#### Extract provided
▽
Bags of blood. A code name taken from his dog, Birillo. A year of secrets and lies. It all came back to haunt Ivan Basso on Friday when he received a maximum two-year ban for doping.
The 2006 Giro d’Italia champion, who also finished on the Tour de France podium twice, became the first high-profile rider suspended for the recent scandals rocking cycling.
”I know I made mistakes and I deserve to be punished,” Basso said. ”Since I admitted my mistakes, I’ve started feeling better with myself and my family. I kept it all secret for a year, even from my family. I was afraid of getting caught.”
Last month, Basso acknowledged involvement in the Spanish blood-doping probe known as Operation Puerto. ”I want to stress that I told them everything I know, and that’s not easy for an athlete of my level,” he said. ”I lost everything — races, contracts. It’s only fair that I accept the penalty.”
Basso confessed to ”attempted doping”, but said he never actually went through with it.
△
#### Excerpted records
▽
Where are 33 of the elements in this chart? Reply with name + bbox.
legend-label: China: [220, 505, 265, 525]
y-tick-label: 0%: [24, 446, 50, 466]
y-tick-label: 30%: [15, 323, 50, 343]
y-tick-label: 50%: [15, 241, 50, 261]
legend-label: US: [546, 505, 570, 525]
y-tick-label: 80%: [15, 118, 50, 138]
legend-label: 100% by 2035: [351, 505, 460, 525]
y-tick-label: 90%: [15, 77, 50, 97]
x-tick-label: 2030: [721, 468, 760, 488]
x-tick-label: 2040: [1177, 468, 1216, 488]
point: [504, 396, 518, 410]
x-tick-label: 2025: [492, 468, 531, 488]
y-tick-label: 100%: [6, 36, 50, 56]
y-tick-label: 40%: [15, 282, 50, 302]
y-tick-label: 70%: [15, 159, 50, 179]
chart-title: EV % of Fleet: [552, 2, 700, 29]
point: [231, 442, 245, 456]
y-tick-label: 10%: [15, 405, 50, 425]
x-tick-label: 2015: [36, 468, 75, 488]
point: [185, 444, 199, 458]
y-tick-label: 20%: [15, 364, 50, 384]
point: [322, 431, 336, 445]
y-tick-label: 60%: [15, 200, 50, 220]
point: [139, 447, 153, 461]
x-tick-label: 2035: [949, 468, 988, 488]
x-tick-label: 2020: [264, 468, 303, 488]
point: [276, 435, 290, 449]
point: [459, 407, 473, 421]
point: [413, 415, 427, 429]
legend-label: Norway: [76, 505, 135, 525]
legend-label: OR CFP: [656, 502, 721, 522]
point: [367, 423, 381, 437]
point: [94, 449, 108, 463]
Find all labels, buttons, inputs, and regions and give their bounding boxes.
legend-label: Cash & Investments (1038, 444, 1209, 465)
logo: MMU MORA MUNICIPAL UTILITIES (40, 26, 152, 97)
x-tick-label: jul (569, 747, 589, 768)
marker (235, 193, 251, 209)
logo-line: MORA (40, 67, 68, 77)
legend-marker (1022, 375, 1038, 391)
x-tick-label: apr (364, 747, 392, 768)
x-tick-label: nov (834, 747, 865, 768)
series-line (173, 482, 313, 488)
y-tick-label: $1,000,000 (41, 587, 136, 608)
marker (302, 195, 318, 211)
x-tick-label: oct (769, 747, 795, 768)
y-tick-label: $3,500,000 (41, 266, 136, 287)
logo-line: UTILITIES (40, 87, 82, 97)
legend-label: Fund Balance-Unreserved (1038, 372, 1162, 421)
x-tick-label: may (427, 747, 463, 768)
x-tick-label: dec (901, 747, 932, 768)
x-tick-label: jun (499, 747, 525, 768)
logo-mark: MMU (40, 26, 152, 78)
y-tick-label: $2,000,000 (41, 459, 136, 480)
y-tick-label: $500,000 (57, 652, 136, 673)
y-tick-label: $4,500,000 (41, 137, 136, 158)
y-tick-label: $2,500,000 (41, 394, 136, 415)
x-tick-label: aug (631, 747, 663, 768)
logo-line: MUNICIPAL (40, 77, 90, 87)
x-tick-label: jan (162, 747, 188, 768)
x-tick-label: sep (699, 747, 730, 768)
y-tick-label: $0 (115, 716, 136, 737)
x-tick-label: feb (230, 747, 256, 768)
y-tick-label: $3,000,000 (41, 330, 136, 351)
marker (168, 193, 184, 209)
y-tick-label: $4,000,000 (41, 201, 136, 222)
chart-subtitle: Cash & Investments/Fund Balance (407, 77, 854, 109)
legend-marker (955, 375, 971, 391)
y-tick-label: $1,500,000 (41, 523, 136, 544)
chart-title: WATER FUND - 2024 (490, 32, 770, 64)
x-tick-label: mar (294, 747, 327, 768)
△
#### Exercise instructions
1 > Rewrite the article on Ivan Basso's doping ban from "Bags of blood." to "scandals rocking cycling.", with "Birillo" changed to "Bruno".
2 > Carry on writing the article on Ivan Basso's doping ban from the point where it ends.

#### Answers given
1 >
Bags of blood. A code name taken from his dog, Bruno. A year of secrets and lies. It all came back to haunt Ivan Basso on Friday when he received a maximum two-year ban for doping.
The 2006 Giro d’Italia champion, who also finished on the Tour de France podium twice, became the first high-profile rider suspended for the recent scandals rocking cycling.

2 >
”I accept the sentence. I knew the situation wasn’t an easy one,” he said. ”I’m going to continue to train and plan to return in 2009. I’ve got to look to the future.
”I train every day. I know how much I’m worth and I can’t wait to return. Thinking about the future and racing again gives me the strength to move on. This sport is my life. I’ve been racing since I was six years old.”
The 29-year-old rider was accused of using or attempting to use a banned substance or method, and ”possession of banned substances and methods”.
Basso was already suspended for nearly eight months by the CSC team last year and Discovery Channel this season, so Friday’s penalty from the Italian cycling federation will expire on October 24 2008.
He was also already banned from last year’s Tour de France. He will miss two more Tours and next year’s Giro d’Italia. He said he would leave it up to his lawyer to decide on a possible appeal.
”Right now I’m looking to the future,” he said. ”I can’t do anything else.”
Operation Puerto blew open in May last year when Spanish authorities sequestered about a hundred sacks of frozen blood in the offices of Spanish doctor Eufemiano Fuentes.
Basso was listed as ”Birillo” — his dog’s name — in Fuentes’s books. He was among 50 riders implicated for contact with Fuentes.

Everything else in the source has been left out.